Task requirements ::
A) In the article on state finances, what does the L that states are going to face mean?
B) Pull a passage from the article on state finances word for word, starting at the words "Whether we get" and ending after the words "and its immediacy.".

Quoted passage ::
■ ■ ■

This article was originally published on eBooleant.com. Join readers who track the tensions in state finances. [Author note: This article reflects the information available from the states before they were flooded with cash.]
Just as it seemed that we had finally the passed The Great Recession in state and local priorities, catastrophe is upon us. Call it Waiting for Godot. States face Godot’s existential uncertainty as their budgets sink and their layoffs surge.
No matter whether the economy is a V recovery, that is, a sharp return to last year’s market levels, the states are going to face an L. The L of course means that there will be a long term recovery. The effects of the first wave of the virus are just coming into the state and local fiscal domain in spite of a round of federal help. The magnitudes are just being grasped. For many states, this is pure sticker shock.
Whether we get a second wave in the fall remains uncertain. But even without it, the momentum from the lost revenues and medical costs incurred in the first wave will lead to large holes in state budgets. Those can only be met in most cases with cost reductions and layoffs.
The tsunami of credit downgrades will also shock the investor. They are a long lagged after effect and for larger issuers do not really constitute “news.” News on state finances needs to be carefully reviewed for its authority and its immediacy.
That said, we are still on track for a recovery, a bumpy one, of several years in duration, which can only be interdicted by scientific breakthroughs and fiscal emergency spending of significant proportion.

■ ■ ■

Saved entries
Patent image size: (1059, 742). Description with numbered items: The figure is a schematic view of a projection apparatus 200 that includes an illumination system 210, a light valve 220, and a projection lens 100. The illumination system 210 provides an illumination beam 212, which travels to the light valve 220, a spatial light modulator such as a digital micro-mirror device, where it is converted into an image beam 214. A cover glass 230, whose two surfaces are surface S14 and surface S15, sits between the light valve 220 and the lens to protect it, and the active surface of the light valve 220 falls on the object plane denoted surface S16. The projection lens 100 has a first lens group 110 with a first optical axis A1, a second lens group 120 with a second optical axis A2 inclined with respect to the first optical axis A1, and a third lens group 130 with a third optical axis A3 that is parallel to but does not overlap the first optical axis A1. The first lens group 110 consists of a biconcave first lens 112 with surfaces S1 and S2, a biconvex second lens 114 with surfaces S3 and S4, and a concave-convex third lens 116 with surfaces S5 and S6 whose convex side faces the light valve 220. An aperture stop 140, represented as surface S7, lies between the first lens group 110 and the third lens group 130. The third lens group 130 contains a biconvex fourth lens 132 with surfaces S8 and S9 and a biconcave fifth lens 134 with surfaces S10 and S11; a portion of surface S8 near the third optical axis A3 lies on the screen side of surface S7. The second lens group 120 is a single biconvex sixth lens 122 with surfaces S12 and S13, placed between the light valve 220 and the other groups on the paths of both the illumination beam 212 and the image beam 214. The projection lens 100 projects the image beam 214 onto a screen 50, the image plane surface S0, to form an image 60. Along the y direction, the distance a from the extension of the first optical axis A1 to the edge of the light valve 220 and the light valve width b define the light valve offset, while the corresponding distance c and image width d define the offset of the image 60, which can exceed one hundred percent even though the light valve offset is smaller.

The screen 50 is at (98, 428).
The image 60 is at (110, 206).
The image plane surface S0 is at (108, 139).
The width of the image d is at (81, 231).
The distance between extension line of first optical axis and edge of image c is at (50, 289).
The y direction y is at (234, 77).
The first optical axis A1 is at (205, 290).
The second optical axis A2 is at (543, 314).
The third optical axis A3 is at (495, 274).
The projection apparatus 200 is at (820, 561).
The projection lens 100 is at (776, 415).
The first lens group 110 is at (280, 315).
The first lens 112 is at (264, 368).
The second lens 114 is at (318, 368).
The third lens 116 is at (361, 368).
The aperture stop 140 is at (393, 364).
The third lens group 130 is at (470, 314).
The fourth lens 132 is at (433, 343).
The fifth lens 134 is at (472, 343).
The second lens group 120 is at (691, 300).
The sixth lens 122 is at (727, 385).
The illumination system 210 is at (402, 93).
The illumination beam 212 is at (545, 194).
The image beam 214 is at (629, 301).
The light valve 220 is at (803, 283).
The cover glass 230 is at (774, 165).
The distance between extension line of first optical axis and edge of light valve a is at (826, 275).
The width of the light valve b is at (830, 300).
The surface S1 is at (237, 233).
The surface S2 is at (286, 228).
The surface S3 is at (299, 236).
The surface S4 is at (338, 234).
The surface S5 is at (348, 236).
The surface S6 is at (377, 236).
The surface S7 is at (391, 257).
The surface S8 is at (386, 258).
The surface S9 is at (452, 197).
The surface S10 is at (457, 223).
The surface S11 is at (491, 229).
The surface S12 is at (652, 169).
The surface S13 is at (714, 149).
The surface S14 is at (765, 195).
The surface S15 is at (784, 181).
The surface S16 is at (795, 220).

■ ■ ■

Solutions to each task ::
A) A long-term recovery.

B)
Whether we get a second wave in the fall remains uncertain. But even without it, the momentum from the lost revenues and medical costs incurred in the first wave will lead to large holes in state budgets. Those can only be met in most cases with cost reductions and layoffs.
The tsunami of credit downgrades will also shock the investor. They are a long lagged after effect and for larger issuers do not really constitute “news.” News on state finances needs to be carefully reviewed for its authority and its immediacy.